## Excerpted records
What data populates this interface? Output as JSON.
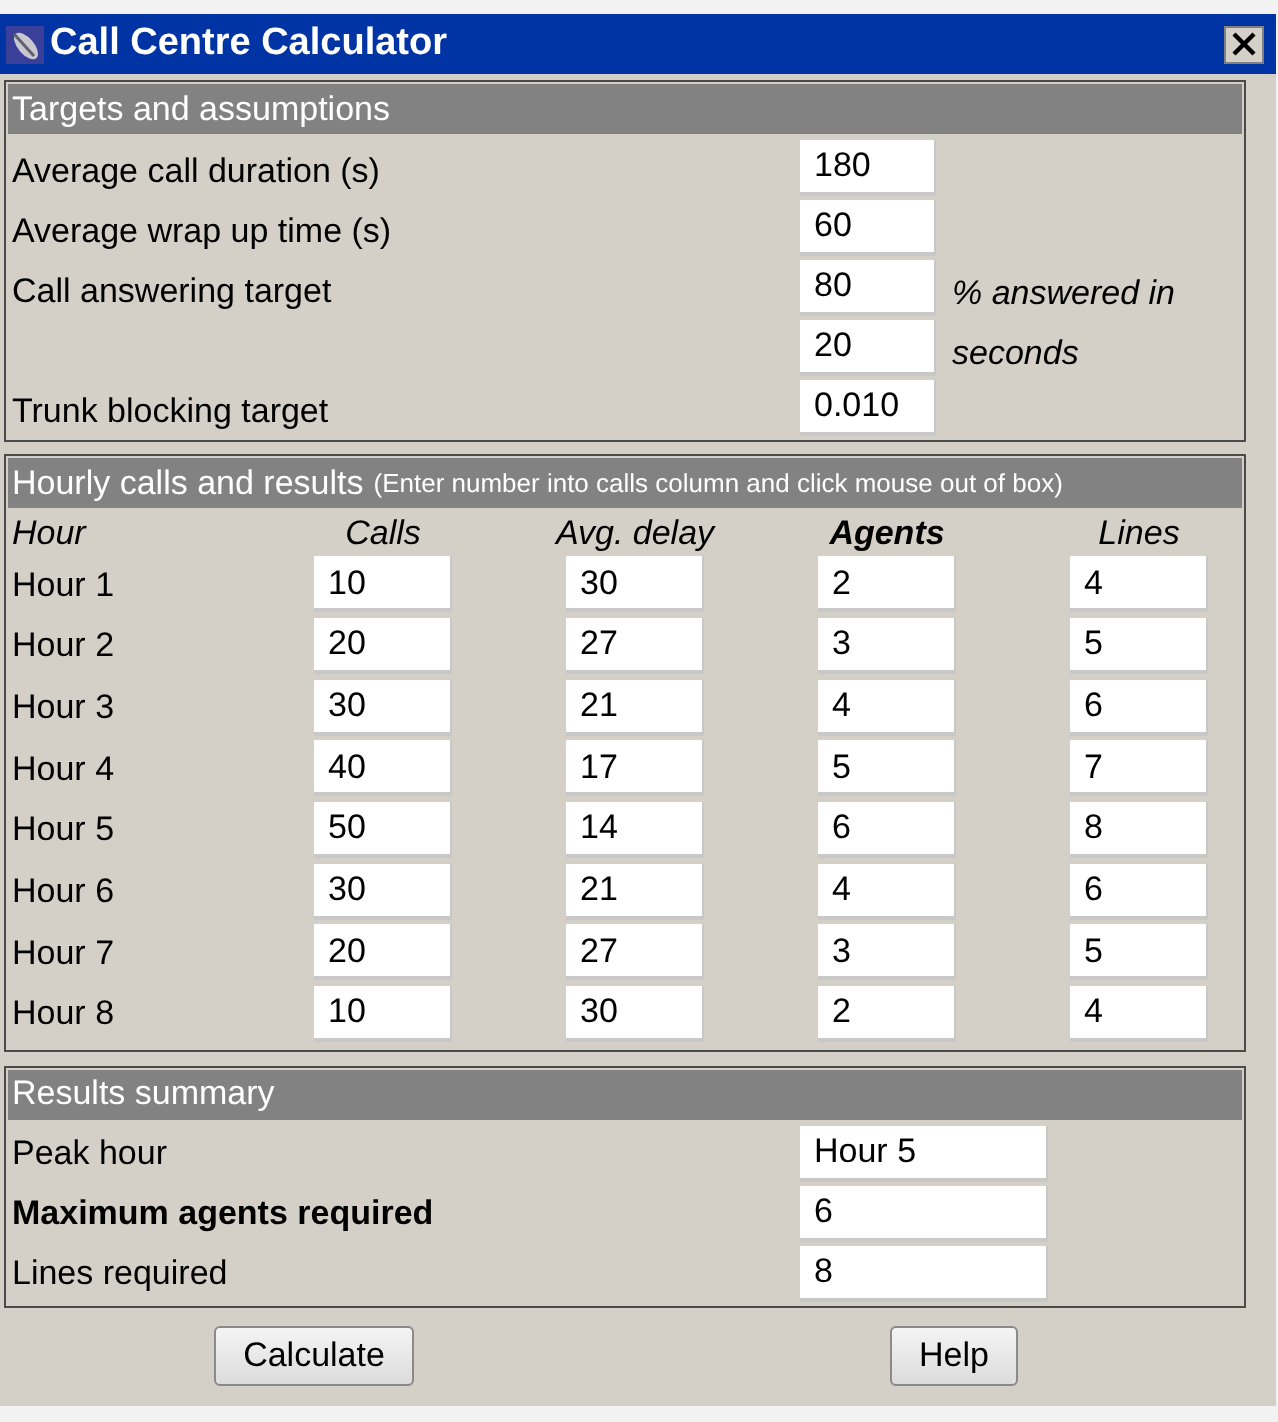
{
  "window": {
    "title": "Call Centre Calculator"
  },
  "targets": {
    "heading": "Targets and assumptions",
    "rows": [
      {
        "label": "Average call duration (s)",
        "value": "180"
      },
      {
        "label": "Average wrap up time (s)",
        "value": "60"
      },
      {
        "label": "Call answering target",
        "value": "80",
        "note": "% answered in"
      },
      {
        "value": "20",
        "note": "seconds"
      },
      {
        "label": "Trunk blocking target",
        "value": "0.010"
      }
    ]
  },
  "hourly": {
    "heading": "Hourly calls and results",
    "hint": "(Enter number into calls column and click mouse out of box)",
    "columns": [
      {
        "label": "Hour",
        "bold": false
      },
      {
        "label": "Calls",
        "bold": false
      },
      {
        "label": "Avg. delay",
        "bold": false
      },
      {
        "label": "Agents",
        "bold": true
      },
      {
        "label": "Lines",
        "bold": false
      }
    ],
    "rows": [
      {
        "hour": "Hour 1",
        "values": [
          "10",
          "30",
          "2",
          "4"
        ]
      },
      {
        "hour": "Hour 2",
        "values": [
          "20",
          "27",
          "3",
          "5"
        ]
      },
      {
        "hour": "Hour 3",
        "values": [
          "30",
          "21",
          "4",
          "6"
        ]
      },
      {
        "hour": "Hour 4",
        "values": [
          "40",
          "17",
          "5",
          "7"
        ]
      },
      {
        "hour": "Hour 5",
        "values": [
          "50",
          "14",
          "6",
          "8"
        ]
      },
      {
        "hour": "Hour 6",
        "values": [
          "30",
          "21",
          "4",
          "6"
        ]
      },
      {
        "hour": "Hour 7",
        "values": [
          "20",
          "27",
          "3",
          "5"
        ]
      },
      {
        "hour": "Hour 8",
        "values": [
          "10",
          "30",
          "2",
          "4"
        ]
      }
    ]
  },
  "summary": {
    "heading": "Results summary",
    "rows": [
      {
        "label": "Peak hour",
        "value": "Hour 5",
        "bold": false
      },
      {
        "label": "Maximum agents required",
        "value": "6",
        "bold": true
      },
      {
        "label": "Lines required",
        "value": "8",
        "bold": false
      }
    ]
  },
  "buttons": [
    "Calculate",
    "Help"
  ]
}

* * *

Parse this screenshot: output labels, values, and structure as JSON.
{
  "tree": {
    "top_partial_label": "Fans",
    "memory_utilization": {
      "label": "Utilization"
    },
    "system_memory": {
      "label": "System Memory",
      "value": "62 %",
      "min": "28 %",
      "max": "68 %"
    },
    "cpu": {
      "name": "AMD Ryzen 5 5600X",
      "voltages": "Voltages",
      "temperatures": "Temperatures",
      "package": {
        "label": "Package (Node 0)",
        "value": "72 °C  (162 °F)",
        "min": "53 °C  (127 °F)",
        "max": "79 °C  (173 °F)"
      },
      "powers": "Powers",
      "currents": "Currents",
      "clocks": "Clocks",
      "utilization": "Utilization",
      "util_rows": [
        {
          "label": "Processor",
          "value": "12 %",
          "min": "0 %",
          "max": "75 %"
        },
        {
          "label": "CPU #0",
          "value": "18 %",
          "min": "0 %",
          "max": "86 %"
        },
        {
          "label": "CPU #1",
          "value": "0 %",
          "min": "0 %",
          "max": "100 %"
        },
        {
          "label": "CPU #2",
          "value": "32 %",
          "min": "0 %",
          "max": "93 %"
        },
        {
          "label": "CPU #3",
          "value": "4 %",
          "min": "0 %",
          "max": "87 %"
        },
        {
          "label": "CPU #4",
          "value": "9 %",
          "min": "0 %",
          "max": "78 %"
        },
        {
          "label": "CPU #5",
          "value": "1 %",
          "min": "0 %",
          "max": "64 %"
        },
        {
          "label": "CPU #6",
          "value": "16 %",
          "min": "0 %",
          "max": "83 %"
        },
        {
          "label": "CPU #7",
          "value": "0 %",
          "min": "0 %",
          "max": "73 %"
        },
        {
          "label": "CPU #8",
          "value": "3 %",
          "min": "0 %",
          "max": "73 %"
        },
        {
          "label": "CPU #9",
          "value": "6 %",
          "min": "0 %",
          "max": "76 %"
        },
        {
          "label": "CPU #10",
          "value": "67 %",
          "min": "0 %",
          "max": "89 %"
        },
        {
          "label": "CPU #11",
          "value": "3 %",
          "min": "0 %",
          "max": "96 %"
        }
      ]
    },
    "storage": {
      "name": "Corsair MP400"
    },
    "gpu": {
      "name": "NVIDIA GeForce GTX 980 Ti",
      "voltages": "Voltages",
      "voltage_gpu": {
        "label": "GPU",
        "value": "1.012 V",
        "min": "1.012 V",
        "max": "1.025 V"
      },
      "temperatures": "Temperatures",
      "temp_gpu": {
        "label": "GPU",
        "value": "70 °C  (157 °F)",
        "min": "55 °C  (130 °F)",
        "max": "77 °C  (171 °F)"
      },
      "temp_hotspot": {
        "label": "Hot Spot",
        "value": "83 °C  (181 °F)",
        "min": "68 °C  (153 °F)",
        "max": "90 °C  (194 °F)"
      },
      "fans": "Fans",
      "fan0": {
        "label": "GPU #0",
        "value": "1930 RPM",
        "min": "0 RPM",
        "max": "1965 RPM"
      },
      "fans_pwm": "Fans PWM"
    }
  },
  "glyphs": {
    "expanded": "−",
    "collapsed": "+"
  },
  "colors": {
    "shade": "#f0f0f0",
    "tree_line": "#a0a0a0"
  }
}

* * *

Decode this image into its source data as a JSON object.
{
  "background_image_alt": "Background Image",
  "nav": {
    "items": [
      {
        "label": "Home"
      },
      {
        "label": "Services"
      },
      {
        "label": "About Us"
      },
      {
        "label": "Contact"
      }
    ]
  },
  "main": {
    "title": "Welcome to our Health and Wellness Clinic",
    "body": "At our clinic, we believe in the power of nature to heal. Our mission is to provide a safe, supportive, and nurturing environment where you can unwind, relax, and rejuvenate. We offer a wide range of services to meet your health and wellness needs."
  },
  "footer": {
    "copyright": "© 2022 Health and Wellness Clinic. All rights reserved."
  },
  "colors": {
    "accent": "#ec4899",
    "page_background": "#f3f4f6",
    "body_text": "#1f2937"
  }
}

## Set exercise
Search the records for the word "this", then list every line that has it.

## Response to the task
What data populates this interface? Output as JSON.
Parse this screenshot: output labels, values, and structure as JSON.
Decode this image into its source data as a JSON object.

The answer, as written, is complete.